● **Task data**
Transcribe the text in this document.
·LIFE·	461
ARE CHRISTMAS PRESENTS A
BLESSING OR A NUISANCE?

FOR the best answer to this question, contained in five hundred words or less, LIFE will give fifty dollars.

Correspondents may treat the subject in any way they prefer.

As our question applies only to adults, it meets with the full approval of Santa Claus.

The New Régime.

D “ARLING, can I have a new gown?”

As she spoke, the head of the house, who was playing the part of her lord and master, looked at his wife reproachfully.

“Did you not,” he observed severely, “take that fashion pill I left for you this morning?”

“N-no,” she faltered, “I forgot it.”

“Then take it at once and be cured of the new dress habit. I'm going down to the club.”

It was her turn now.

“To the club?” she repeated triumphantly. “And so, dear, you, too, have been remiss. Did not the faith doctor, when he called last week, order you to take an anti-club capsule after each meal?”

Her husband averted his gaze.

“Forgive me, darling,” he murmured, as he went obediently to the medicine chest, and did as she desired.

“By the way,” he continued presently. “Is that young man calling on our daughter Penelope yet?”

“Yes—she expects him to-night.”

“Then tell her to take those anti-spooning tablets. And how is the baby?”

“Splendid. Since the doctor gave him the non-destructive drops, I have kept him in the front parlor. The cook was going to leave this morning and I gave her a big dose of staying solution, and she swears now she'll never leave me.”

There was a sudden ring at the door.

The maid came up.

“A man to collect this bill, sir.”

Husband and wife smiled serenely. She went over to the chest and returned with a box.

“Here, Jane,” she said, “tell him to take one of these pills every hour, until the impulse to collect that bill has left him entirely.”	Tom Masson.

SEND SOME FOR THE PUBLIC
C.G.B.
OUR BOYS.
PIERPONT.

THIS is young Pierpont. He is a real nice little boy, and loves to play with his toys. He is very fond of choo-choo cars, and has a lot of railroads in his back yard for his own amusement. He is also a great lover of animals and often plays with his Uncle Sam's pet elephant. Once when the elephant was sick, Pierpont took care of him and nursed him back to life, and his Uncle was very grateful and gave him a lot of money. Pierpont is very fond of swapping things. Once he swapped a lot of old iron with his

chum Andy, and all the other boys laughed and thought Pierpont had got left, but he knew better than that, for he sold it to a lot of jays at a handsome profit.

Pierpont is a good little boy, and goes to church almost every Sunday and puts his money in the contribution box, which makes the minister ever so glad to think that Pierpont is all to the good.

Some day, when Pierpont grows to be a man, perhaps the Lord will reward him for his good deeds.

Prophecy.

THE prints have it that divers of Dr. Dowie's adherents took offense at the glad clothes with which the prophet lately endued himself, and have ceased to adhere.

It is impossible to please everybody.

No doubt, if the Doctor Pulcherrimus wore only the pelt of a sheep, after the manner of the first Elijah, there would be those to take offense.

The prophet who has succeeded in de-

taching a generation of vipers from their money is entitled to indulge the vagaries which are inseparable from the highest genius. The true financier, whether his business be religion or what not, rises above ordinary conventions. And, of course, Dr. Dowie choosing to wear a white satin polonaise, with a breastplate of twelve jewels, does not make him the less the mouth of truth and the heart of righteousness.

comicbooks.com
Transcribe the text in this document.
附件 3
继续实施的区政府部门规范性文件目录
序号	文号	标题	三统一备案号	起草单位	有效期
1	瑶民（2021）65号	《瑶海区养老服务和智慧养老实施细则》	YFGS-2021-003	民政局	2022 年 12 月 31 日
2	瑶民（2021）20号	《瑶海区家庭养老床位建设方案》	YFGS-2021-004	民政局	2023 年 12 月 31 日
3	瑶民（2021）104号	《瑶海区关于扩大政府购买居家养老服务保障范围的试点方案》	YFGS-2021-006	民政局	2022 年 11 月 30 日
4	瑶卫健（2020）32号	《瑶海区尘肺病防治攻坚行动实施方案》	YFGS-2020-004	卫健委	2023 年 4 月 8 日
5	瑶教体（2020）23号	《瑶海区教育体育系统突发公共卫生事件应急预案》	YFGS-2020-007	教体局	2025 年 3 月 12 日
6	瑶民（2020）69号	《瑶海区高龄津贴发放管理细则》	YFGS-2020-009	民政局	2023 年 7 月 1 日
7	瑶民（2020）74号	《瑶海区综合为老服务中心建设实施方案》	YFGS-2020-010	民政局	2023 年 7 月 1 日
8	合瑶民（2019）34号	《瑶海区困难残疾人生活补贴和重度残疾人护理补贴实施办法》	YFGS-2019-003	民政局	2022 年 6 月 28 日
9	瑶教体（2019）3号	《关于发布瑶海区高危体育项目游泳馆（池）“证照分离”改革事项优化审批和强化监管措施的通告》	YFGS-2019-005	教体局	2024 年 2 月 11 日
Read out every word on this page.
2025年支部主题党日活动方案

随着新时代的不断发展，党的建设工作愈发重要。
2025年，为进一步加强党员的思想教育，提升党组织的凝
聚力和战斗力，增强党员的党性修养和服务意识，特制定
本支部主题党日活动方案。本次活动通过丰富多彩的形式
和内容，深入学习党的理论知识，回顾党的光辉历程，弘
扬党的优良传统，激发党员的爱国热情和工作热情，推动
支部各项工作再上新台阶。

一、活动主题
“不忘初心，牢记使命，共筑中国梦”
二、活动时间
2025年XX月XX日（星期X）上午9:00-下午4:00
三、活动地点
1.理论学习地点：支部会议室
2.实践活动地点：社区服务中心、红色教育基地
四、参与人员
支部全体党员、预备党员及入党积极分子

● **Given problem**
Repeat the records exactly, including every line.

● **Response**
Transcribe the text in this document.
·LIFE·	461
ARE CHRISTMAS PRESENTS A
BLESSING OR A NUISANCE?

FOR the best answer to this question, contained in five hundred words or less, LIFE will give fifty dollars.

Correspondents may treat the subject in any way they prefer.

As our question applies only to adults, it meets with the full approval of Santa Claus.

The New Régime.

D “ARLING, can I have a new gown?”

As she spoke, the head of the house, who was playing the part of her lord and master, looked at his wife reproachfully.

“Did you not,” he observed severely, “take that fashion pill I left for you this morning?”

“N-no,” she faltered, “I forgot it.”

“Then take it at once and be cured of the new dress habit. I'm going down to the club.”

It was her turn now.

“To the club?” she repeated triumphantly. “And so, dear, you, too, have been remiss. Did not the faith doctor, when he called last week, order you to take an anti-club capsule after each meal?”

Her husband averted his gaze.

“Forgive me, darling,” he murmured, as he went obediently to the medicine chest, and did as she desired.

“By the way,” he continued presently. “Is that young man calling on our daughter Penelope yet?”

“Yes—she expects him to-night.”

“Then tell her to take those anti-spooning tablets. And how is the baby?”

“Splendid. Since the doctor gave him the non-destructive drops, I have kept him in the front parlor. The cook was going to leave this morning and I gave her a big dose of staying solution, and she swears now she'll never leave me.”

There was a sudden ring at the door.

The maid came up.

“A man to collect this bill, sir.”

Husband and wife smiled serenely. She went over to the chest and returned with a box.

“Here, Jane,” she said, “tell him to take one of these pills every hour, until the impulse to collect that bill has left him entirely.”	Tom Masson.

SEND SOME FOR THE PUBLIC
C.G.B.
OUR BOYS.
PIERPONT.

THIS is young Pierpont. He is a real nice little boy, and loves to play with his toys. He is very fond of choo-choo cars, and has a lot of railroads in his back yard for his own amusement. He is also a great lover of animals and often plays with his Uncle Sam's pet elephant. Once when the elephant was sick, Pierpont took care of him and nursed him back to life, and his Uncle was very grateful and gave him a lot of money. Pierpont is very fond of swapping things. Once he swapped a lot of old iron with his

chum Andy, and all the other boys laughed and thought Pierpont had got left, but he knew better than that, for he sold it to a lot of jays at a handsome profit.

Pierpont is a good little boy, and goes to church almost every Sunday and puts his money in the contribution box, which makes the minister ever so glad to think that Pierpont is all to the good.

Some day, when Pierpont grows to be a man, perhaps the Lord will reward him for his good deeds.

Prophecy.

THE prints have it that divers of Dr. Dowie's adherents took offense at the glad clothes with which the prophet lately endued himself, and have ceased to adhere.

It is impossible to please everybody.

No doubt, if the Doctor Pulcherrimus wore only the pelt of a sheep, after the manner of the first Elijah, there would be those to take offense.

The prophet who has succeeded in de-

taching a generation of vipers from their money is entitled to indulge the vagaries which are inseparable from the highest genius. The true financier, whether his business be religion or what not, rises above ordinary conventions. And, of course, Dr. Dowie choosing to wear a white satin polonaise, with a breastplate of twelve jewels, does not make him the less the mouth of truth and the heart of righteousness.

comicbooks.com
Transcribe the text in this document.
附件 3
继续实施的区政府部门规范性文件目录
序号	文号	标题	三统一备案号	起草单位	有效期
1	瑶民（2021）65号	《瑶海区养老服务和智慧养老实施细则》	YFGS-2021-003	民政局	2022 年 12 月 31 日
2	瑶民（2021）20号	《瑶海区家庭养老床位建设方案》	YFGS-2021-004	民政局	2023 年 12 月 31 日
3	瑶民（2021）104号	《瑶海区关于扩大政府购买居家养老服务保障范围的试点方案》	YFGS-2021-006	民政局	2022 年 11 月 30 日
4	瑶卫健（2020）32号	《瑶海区尘肺病防治攻坚行动实施方案》	YFGS-2020-004	卫健委	2023 年 4 月 8 日
5	瑶教体（2020）23号	《瑶海区教育体育系统突发公共卫生事件应急预案》	YFGS-2020-007	教体局	2025 年 3 月 12 日
6	瑶民（2020）69号	《瑶海区高龄津贴发放管理细则》	YFGS-2020-009	民政局	2023 年 7 月 1 日
7	瑶民（2020）74号	《瑶海区综合为老服务中心建设实施方案》	YFGS-2020-010	民政局	2023 年 7 月 1 日
8	合瑶民（2019）34号	《瑶海区困难残疾人生活补贴和重度残疾人护理补贴实施办法》	YFGS-2019-003	民政局	2022 年 6 月 28 日
9	瑶教体（2019）3号	《关于发布瑶海区高危体育项目游泳馆（池）“证照分离”改革事项优化审批和强化监管措施的通告》	YFGS-2019-005	教体局	2024 年 2 月 11 日
Read out every word on this page.
2025年支部主题党日活动方案

随着新时代的不断发展，党的建设工作愈发重要。
2025年，为进一步加强党员的思想教育，提升党组织的凝
聚力和战斗力，增强党员的党性修养和服务意识，特制定
本支部主题党日活动方案。本次活动通过丰富多彩的形式
和内容，深入学习党的理论知识，回顾党的光辉历程，弘
扬党的优良传统，激发党员的爱国热情和工作热情，推动
支部各项工作再上新台阶。

一、活动主题
“不忘初心，牢记使命，共筑中国梦”
二、活动时间
2025年XX月XX日（星期X）上午9:00-下午4:00
三、活动地点
1.理论学习地点：支部会议室
2.实践活动地点：社区服务中心、红色教育基地
四、参与人员
支部全体党员、预备党员及入党积极分子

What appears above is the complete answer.